═══ THE INPUT ═══

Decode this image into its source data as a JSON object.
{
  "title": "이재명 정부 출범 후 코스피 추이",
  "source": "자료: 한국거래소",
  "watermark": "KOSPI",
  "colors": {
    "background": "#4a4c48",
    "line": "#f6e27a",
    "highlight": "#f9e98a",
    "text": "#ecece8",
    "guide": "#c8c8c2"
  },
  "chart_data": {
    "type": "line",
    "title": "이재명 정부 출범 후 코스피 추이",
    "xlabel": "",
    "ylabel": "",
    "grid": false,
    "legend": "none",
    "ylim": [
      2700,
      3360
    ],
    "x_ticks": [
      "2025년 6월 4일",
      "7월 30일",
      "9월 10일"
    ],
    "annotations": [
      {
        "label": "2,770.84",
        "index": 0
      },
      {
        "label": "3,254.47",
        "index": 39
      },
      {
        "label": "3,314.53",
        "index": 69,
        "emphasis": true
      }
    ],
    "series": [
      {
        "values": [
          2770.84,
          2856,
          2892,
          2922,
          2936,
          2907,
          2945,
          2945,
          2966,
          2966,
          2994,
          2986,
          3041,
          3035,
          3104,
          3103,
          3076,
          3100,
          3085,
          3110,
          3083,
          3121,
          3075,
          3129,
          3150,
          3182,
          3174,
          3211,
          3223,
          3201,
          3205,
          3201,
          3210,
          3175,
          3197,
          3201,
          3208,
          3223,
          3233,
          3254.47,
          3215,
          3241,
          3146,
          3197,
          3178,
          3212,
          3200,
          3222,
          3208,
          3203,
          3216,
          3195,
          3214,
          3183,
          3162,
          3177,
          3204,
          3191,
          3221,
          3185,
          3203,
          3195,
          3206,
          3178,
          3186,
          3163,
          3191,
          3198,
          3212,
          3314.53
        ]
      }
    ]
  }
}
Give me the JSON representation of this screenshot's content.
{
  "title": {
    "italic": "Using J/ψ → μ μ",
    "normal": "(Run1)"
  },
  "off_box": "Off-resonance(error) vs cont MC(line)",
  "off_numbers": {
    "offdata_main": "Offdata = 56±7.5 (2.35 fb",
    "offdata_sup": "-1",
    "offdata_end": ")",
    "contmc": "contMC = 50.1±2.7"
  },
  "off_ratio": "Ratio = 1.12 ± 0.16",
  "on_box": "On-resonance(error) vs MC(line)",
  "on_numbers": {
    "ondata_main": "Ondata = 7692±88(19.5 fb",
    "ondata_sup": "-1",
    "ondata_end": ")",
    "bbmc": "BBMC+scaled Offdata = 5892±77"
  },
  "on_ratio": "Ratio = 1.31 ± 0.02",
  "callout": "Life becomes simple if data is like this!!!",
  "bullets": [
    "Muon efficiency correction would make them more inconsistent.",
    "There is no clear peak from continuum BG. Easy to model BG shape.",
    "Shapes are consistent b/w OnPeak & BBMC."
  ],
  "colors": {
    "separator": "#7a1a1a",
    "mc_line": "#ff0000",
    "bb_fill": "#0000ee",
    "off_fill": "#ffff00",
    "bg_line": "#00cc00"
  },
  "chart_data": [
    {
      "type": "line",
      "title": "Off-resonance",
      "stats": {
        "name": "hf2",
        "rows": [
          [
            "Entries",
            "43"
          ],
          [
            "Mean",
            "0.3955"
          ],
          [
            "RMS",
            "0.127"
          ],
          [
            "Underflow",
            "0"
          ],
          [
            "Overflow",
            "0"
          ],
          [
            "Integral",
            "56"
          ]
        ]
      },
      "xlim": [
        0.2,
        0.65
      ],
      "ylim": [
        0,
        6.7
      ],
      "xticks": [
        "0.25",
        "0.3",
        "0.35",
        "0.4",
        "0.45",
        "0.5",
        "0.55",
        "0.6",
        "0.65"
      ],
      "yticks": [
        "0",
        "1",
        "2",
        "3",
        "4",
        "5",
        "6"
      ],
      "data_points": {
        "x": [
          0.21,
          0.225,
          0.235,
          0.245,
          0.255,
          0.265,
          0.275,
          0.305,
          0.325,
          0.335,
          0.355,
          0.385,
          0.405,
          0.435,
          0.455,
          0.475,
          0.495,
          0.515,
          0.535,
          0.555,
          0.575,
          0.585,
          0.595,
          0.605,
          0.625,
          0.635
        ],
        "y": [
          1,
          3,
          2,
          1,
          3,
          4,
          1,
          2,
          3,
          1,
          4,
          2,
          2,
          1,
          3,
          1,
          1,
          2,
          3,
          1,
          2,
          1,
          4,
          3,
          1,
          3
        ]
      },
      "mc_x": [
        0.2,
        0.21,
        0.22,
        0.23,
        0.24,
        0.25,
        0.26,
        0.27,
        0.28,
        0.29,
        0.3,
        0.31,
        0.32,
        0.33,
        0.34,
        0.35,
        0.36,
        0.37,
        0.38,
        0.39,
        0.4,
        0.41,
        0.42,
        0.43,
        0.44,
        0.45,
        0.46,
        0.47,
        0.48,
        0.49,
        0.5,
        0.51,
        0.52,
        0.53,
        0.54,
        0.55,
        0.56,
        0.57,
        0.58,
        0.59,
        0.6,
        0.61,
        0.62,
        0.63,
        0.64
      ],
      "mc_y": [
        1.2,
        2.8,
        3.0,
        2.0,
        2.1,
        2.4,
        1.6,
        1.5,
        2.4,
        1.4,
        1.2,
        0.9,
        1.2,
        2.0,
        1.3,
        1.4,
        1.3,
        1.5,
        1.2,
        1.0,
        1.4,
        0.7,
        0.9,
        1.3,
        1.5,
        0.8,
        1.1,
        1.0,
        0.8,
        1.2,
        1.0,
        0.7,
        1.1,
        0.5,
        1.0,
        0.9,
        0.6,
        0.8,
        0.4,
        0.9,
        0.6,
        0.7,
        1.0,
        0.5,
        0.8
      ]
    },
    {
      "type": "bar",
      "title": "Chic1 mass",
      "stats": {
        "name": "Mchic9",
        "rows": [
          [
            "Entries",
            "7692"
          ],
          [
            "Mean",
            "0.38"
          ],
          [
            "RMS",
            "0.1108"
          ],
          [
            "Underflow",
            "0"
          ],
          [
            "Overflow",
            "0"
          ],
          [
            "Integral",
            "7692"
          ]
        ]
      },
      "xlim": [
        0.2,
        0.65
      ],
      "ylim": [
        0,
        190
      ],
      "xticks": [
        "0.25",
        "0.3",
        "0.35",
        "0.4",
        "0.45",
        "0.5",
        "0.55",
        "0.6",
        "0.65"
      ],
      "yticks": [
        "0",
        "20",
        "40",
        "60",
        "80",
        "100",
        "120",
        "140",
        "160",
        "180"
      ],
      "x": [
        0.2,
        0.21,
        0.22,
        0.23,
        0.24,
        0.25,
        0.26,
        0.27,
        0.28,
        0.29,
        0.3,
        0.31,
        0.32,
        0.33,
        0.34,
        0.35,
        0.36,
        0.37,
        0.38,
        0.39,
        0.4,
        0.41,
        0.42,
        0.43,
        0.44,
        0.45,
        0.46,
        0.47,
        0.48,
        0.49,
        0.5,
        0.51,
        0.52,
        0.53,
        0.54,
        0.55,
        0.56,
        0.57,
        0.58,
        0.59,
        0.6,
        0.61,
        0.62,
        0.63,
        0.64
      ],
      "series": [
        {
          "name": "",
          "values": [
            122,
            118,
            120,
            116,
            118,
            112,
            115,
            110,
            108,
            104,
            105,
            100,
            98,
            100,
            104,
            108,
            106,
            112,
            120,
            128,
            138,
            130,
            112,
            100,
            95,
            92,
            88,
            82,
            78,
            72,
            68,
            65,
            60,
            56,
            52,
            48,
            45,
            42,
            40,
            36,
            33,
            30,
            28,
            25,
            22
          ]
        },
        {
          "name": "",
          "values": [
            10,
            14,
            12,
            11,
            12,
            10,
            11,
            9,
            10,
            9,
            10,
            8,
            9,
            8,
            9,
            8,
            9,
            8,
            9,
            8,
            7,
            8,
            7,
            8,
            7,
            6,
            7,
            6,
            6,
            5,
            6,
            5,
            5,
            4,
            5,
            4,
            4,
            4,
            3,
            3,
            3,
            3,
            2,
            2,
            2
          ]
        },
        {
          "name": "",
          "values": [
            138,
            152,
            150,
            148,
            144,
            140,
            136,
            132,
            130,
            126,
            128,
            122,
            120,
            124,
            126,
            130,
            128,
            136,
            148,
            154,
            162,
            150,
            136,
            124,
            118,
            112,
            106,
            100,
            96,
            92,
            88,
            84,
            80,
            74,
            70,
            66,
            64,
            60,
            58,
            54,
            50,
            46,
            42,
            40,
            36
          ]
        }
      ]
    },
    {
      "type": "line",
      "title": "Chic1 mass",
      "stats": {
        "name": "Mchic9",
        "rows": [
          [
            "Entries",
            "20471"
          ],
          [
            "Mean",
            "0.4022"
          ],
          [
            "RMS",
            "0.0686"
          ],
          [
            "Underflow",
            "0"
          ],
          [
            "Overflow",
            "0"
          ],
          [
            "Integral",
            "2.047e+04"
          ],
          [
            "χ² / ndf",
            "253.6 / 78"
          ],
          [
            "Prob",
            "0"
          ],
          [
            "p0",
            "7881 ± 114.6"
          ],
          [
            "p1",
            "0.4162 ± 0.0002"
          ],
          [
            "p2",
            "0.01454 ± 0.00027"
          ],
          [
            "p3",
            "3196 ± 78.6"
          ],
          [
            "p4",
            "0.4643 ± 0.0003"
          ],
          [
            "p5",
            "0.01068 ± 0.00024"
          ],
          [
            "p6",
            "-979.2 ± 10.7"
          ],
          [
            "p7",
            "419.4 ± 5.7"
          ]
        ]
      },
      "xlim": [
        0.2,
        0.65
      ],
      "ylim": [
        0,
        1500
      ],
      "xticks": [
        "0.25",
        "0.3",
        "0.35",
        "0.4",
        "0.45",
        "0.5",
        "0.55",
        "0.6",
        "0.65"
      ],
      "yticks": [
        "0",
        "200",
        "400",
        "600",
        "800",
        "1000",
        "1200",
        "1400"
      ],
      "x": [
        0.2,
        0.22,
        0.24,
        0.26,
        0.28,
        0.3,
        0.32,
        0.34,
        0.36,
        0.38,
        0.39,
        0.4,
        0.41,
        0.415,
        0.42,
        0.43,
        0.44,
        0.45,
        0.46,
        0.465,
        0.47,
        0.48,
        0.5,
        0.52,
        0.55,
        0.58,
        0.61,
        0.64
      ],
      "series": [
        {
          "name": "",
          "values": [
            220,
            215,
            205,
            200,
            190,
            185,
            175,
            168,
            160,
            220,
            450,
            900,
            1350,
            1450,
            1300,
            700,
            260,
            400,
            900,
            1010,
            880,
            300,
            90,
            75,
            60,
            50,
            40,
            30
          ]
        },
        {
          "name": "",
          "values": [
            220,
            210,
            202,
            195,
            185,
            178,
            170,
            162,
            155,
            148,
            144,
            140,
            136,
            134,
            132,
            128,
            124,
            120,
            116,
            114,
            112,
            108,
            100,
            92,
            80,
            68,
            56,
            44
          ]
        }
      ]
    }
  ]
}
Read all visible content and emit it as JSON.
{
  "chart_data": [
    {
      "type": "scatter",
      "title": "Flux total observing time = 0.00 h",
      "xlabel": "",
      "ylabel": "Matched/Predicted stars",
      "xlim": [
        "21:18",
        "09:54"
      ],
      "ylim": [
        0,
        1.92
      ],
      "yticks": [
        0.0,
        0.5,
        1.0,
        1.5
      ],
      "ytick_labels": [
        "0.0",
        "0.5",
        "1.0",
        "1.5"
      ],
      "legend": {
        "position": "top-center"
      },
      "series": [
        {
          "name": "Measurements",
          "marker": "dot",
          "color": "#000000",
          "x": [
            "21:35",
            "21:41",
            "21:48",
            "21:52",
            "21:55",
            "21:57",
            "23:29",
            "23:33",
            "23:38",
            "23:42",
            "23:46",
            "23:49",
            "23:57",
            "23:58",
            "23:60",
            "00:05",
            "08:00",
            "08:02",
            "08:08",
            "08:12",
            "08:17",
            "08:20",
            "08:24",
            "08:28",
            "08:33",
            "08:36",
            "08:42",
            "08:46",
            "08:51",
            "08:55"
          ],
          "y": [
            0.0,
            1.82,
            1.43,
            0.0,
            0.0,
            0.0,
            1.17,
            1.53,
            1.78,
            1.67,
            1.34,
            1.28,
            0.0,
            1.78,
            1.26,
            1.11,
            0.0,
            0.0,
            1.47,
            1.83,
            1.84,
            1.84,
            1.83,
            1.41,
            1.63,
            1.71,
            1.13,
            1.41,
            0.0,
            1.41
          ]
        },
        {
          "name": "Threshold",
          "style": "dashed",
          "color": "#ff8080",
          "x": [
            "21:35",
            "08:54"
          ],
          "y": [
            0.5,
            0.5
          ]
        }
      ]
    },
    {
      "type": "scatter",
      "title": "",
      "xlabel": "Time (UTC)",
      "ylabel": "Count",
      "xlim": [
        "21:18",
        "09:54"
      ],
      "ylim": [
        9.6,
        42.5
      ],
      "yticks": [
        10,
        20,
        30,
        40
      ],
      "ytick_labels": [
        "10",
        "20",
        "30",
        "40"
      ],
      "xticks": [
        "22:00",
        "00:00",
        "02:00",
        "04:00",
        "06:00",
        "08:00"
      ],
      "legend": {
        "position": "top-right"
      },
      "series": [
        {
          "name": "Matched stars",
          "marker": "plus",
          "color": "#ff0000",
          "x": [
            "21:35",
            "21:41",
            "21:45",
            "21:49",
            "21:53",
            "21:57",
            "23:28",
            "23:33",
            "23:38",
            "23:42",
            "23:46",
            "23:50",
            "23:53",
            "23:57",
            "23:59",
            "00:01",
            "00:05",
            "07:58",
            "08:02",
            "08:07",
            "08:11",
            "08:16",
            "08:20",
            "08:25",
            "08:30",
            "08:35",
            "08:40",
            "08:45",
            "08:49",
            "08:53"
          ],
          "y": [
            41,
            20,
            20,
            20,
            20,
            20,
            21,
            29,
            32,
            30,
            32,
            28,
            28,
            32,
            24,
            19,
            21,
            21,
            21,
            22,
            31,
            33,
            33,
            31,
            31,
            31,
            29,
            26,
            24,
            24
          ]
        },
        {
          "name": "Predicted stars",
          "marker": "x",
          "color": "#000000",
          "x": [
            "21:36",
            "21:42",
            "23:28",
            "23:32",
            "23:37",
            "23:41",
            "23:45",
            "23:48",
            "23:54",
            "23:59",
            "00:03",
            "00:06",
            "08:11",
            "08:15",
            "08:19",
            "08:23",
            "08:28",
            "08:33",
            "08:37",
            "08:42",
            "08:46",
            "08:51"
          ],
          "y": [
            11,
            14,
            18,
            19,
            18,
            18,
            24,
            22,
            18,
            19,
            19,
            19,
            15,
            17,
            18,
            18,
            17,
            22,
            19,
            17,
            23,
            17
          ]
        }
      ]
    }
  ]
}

═══

--- REQUIRED WORK ---
Count the lines that hold the string "BBMC", and reply with that number alone.

--- RESULT OF THE EXERCISE ---
2